[Recorded data]
================

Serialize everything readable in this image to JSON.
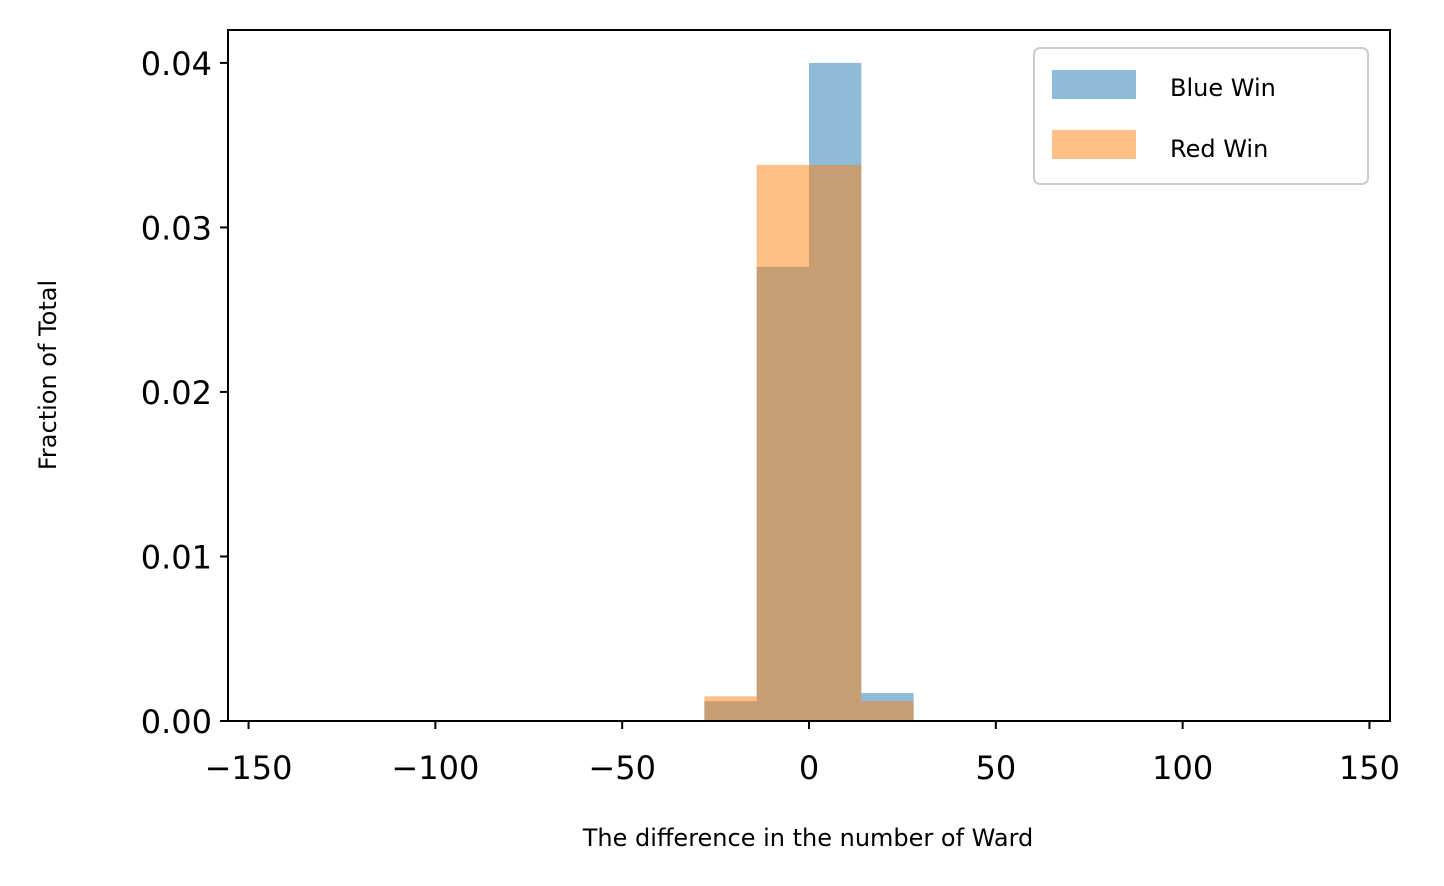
{
  "chart_data": {
    "type": "bar",
    "xlabel": "The difference in the number of Ward",
    "ylabel": "Fraction of Total",
    "xlim": [
      -155.5,
      155.5
    ],
    "ylim": [
      0,
      0.042
    ],
    "bin_edges": [
      -28,
      -14,
      0,
      14,
      28
    ],
    "x_ticks": [
      -150,
      -100,
      -50,
      0,
      50,
      100,
      150
    ],
    "x_tick_labels": [
      "−150",
      "−100",
      "−50",
      "0",
      "50",
      "100",
      "150"
    ],
    "y_ticks": [
      0.0,
      0.01,
      0.02,
      0.03,
      0.04
    ],
    "y_tick_labels": [
      "0.00",
      "0.01",
      "0.02",
      "0.03",
      "0.04"
    ],
    "grid": false,
    "legend_position": "top-right",
    "series": [
      {
        "name": "Blue Win",
        "color": "#1f77b4",
        "alpha": 0.5,
        "values": [
          0.0012,
          0.0276,
          0.04,
          0.0017
        ]
      },
      {
        "name": "Red Win",
        "color": "#ff7f0e",
        "alpha": 0.5,
        "values": [
          0.0015,
          0.0338,
          0.0338,
          0.0012
        ]
      }
    ]
  }
}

================

Without the pictures, print the records in full, exactly as they appear.

Serialize everything readable in this image to JSON.
{
  "chart_data": {
    "type": "bar",
    "xlabel": "The difference in the number of Ward",
    "ylabel": "Fraction of Total",
    "xlim": [
      -155.5,
      155.5
    ],
    "ylim": [
      0,
      0.042
    ],
    "bin_edges": [
      -28,
      -14,
      0,
      14,
      28
    ],
    "x_ticks": [
      -150,
      -100,
      -50,
      0,
      50,
      100,
      150
    ],
    "x_tick_labels": [
      "−150",
      "−100",
      "−50",
      "0",
      "50",
      "100",
      "150"
    ],
    "y_ticks": [
      0.0,
      0.01,
      0.02,
      0.03,
      0.04
    ],
    "y_tick_labels": [
      "0.00",
      "0.01",
      "0.02",
      "0.03",
      "0.04"
    ],
    "grid": false,
    "legend_position": "top-right",
    "series": [
      {
        "name": "Blue Win",
        "color": "#1f77b4",
        "alpha": 0.5,
        "values": [
          0.0012,
          0.0276,
          0.04,
          0.0017
        ]
      },
      {
        "name": "Red Win",
        "color": "#ff7f0e",
        "alpha": 0.5,
        "values": [
          0.0015,
          0.0338,
          0.0338,
          0.0012
        ]
      }
    ]
  }
}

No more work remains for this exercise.